▼
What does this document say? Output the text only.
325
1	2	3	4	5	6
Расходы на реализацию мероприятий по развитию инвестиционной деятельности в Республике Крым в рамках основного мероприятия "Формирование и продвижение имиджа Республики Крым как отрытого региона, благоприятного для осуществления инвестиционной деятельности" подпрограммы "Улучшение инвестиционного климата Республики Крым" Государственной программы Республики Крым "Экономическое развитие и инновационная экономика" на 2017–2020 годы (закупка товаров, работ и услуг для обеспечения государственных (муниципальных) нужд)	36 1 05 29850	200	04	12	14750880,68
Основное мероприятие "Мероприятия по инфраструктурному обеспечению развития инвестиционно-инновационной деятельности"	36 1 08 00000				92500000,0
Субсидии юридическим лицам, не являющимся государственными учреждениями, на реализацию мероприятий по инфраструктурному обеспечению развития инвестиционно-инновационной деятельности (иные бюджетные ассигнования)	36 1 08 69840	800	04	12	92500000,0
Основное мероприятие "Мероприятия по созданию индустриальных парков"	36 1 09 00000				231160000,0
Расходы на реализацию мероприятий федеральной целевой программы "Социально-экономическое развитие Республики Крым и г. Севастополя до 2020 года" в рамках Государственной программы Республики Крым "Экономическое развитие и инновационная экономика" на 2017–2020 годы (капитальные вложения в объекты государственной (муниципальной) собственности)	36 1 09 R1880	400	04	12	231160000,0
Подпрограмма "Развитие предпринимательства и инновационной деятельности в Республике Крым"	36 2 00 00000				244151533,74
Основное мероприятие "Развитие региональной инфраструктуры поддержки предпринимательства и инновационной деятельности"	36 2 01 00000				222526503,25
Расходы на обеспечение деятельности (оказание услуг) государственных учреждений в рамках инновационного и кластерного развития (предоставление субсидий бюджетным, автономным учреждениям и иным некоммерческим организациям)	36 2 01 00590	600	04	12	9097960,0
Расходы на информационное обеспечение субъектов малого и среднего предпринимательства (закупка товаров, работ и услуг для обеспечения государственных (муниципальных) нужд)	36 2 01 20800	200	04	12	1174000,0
▲
▼
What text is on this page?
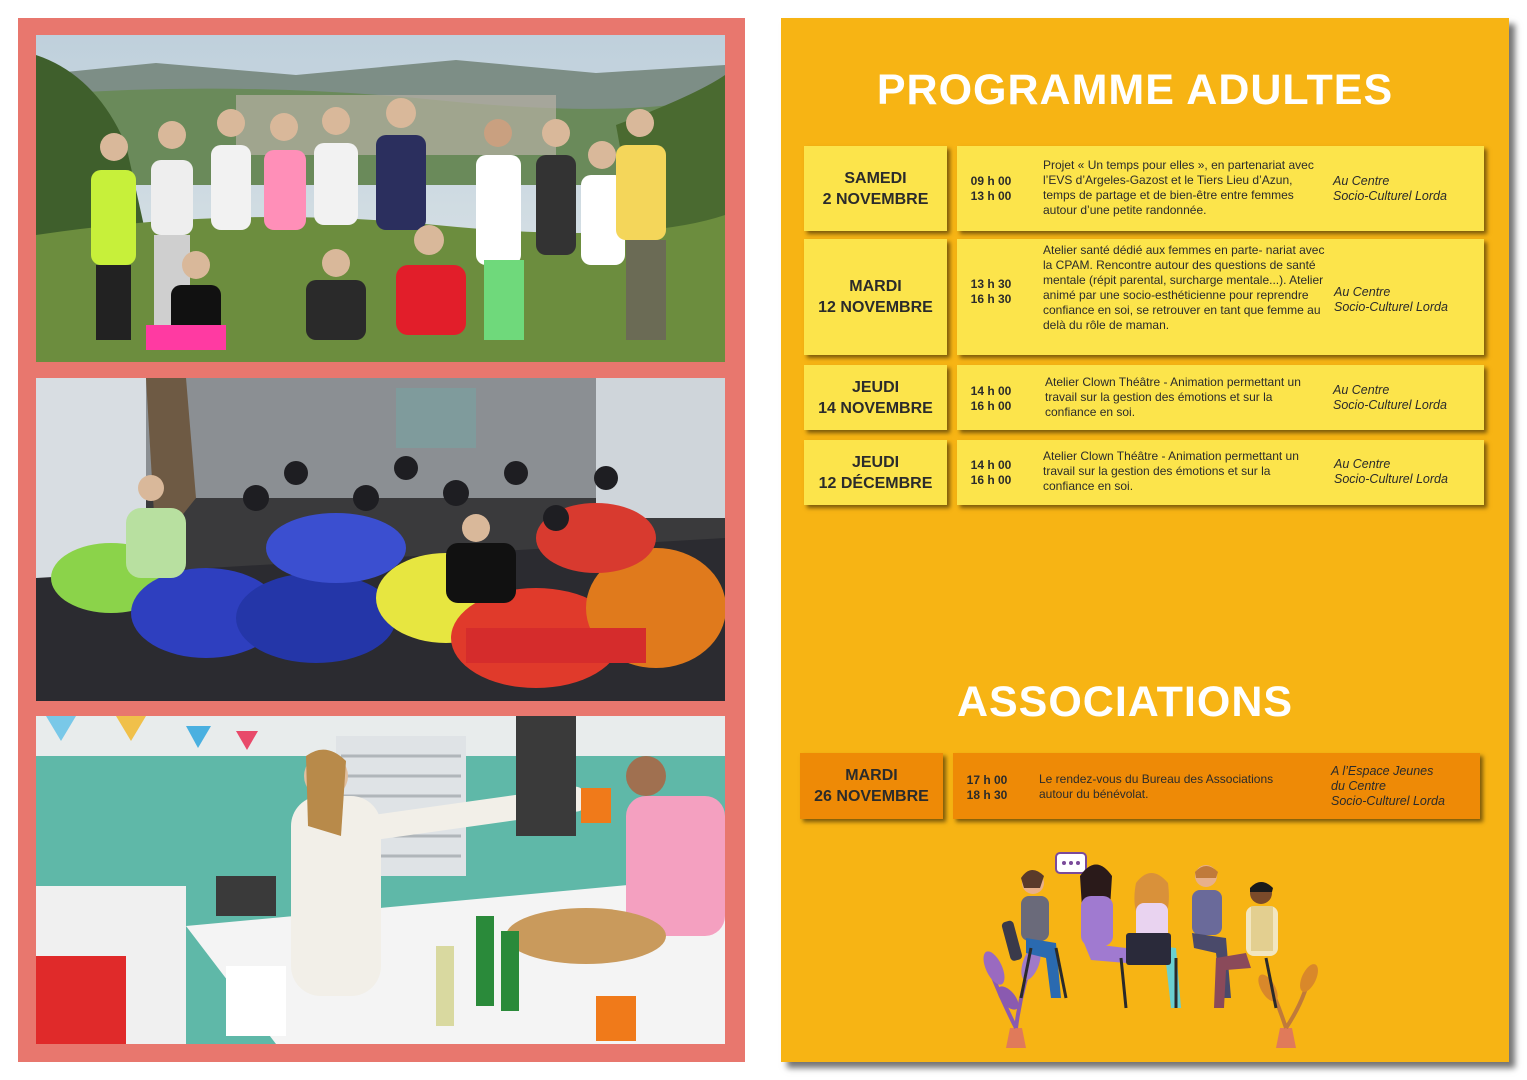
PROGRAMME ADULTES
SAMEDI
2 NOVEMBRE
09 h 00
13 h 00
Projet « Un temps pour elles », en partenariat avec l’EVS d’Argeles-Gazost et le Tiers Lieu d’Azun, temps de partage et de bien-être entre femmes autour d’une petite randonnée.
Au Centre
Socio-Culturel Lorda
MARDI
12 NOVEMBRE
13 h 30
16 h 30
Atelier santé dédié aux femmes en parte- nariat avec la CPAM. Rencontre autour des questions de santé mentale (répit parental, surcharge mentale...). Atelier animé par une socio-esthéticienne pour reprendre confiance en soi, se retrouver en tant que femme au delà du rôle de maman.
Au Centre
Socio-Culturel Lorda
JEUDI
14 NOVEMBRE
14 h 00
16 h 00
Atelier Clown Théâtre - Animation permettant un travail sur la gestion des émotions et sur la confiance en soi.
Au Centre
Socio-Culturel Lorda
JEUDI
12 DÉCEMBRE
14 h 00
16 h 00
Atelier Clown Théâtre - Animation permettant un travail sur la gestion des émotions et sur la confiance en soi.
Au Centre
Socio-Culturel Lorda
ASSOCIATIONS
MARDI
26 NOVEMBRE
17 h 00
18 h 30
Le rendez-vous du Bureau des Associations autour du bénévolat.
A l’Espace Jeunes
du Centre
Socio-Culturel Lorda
▲
▼
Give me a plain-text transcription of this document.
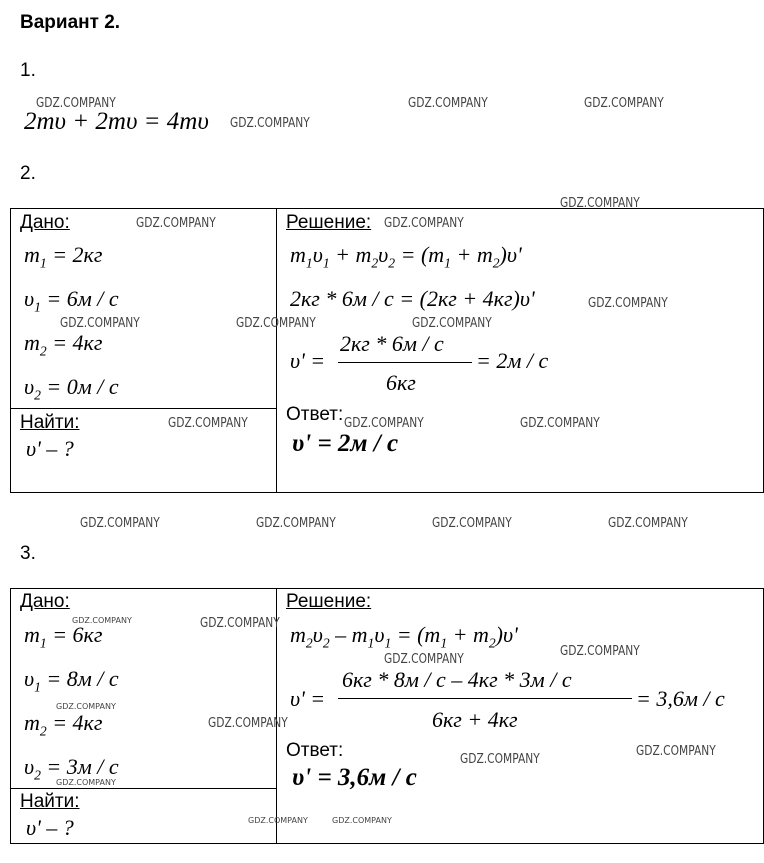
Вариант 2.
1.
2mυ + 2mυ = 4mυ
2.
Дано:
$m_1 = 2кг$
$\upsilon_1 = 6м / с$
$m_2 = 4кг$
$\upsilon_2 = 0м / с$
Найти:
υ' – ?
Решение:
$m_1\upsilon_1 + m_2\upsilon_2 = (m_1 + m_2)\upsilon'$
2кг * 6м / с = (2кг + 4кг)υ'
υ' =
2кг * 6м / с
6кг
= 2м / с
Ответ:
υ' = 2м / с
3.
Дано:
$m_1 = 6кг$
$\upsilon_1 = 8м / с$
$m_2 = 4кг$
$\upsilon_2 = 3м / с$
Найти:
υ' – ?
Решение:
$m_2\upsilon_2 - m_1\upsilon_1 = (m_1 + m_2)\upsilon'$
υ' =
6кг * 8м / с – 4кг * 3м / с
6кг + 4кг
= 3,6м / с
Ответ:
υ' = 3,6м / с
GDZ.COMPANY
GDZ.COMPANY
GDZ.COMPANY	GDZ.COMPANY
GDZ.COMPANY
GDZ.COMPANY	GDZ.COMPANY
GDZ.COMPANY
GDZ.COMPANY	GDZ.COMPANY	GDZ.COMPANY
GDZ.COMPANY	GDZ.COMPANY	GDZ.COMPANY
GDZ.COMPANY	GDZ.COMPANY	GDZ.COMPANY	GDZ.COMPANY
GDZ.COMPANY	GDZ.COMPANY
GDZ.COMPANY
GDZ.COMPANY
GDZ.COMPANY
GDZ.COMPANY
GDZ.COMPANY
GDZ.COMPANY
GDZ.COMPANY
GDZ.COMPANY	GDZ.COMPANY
▲
EXERCISE INSTRUCTIONS: Find every line that has "работ" in it, then return those lines.

REPLY:
Расходы на реализацию мероприятий по развитию инвестиционной деятельности в Республике Крым в рамках основного мероприятия "Формирование и продвижение имиджа Республики Крым как отрытого региона, благоприятного для осуществления инвестиционной деятельности" подпрограммы "Улучшение инвестиционного климата Республики Крым" Государственной программы Республики Крым "Экономическое развитие и инновационная экономика" на 2017–2020 годы (закупка товаров, работ и услуг для обеспечения государственных (муниципальных) нужд)	36 1 05 29850	200	04	12	14750880,68
Расходы на информационное обеспечение субъектов малого и среднего предпринимательства (закупка товаров, работ и услуг для обеспечения государственных (муниципальных) нужд)	36 2 01 20800	200	04	12	1174000,0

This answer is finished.